- [REQUIREMENTS]: Of the lines below, how many hold the string "practical"? Give only the number.

┌──

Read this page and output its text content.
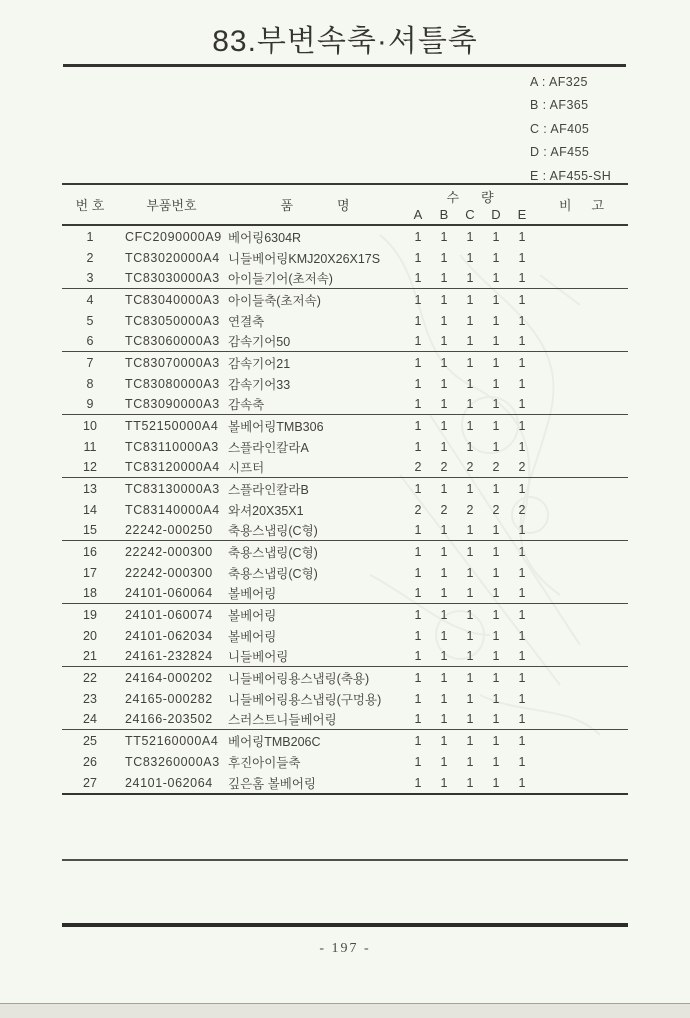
83.부변속축·셔틀축
A : AF325
B : AF365
C : AF405
D : AF455
E : AF455-SH
번 호	부품번호	품	명
수 량
A	B	C	D	E
비 고
1	CFC2090000A9 베어링6304R	1	1	1	1	1
2	TC83020000A4 니들베어링KMJ20X26X17S	1	1	1	1	1
3	TC83030000A3 아이들기어(초저속)	1	1	1	1	1
4	TC83040000A3 아이들축(초저속)	1	1	1	1	1
5	TC83050000A3 연결축	1	1	1	1	1
6	TC83060000A3 감속기어50	1	1	1	1	1
7	TC83070000A3 감속기어21	1	1	1	1	1
8	TC83080000A3 감속기어33	1	1	1	1	1
9	TC83090000A3 감속축	1	1	1	1	1
10	TT52150000A4 볼베어링TMB306	1	1	1	1	1
11	TC83110000A3 스플라인칼라A	1	1	1	1	1
12	TC83120000A4 시프터	2	2	2	2	2
13	TC83130000A3 스플라인칼라B	1	1	1	1	1
14	TC83140000A4 와셔20X35X1	2	2	2	2	2
15	22242-000250	축용스냅링(C형)	1	1	1	1	1
16	22242-000300	축용스냅링(C형)	1	1	1	1	1
17	22242-000300	축용스냅링(C형)	1	1	1	1	1
18	24101-060064	볼베어링	1	1	1	1	1
19	24101-060074	볼베어링	1	1	1	1	1
20	24101-062034	볼베어링	1	1	1	1	1
21	24161-232824	니들베어링	1	1	1	1	1
22	24164-000202	니들베어링용스냅링(축용)	1	1	1	1	1
23	24165-000282	니들베어링용스냅링(구멍용)	1	1	1	1	1
24	24166-203502	스러스트니들베어링	1	1	1	1	1
25	TT52160000A4 베어링TMB206C	1	1	1	1	1
26	TC83260000A3 후진아이들축	1	1	1	1	1
27	24101-062064	깊은홈 볼베어링	1	1	1	1	1
- 197 -
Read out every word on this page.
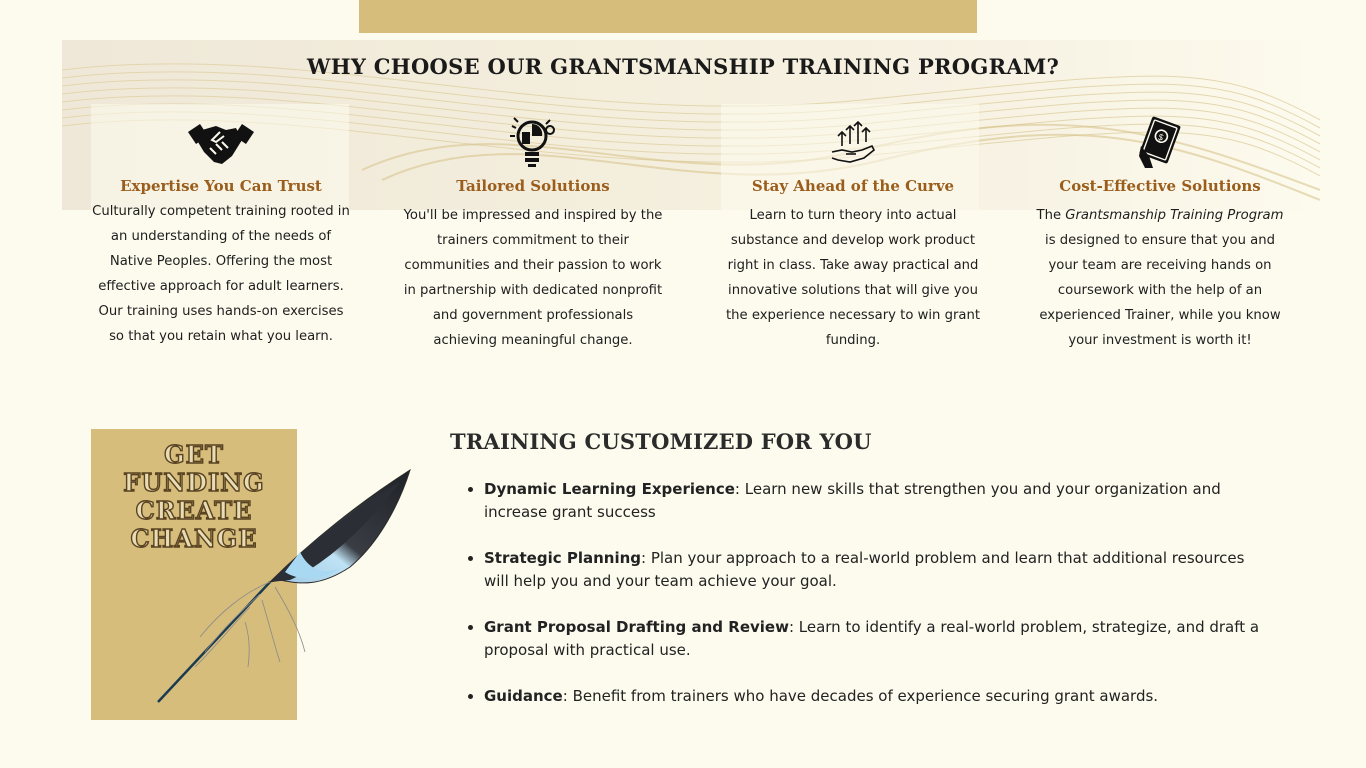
WHY CHOOSE OUR GRANTSMANSHIP TRAINING PROGRAM?
Expertise You Can Trust

Culturally competent training rooted in an understanding of the needs of Native Peoples. Offering the most effective approach for adult learners. Our training uses hands-on exercises so that you retain what you learn.

Tailored Solutions

You'll be impressed and inspired by the trainers commitment to their communities and their passion to work in partnership with dedicated nonprofit and government professionals achieving meaningful change.

Stay Ahead of the Curve

Learn to turn theory into actual substance and develop work product right in class. Take away practical and innovative solutions that will give you the experience necessary to win grant funding.

$
Cost-Effective Solutions

The Grantsmanship Training Program is designed to ensure that you and your team are receiving hands on coursework with the help of an experienced Trainer, while you know your investment is worth it!

GET
FUNDING
CREATE
CHANGE
TRAINING CUSTOMIZED FOR YOU
• Dynamic Learning Experience: Learn new skills that strengthen you and your organization and increase grant success
• Strategic Planning: Plan your approach to a real-world problem and learn that additional resources will help you and your team achieve your goal.
• Grant Proposal Drafting and Review: Learn to identify a real-world problem, strategize, and draft a proposal with practical use.
• Guidance: Benefit from trainers who have decades of experience securing grant awards.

└──

- [SOLUTION FOR THIS TASK]: 2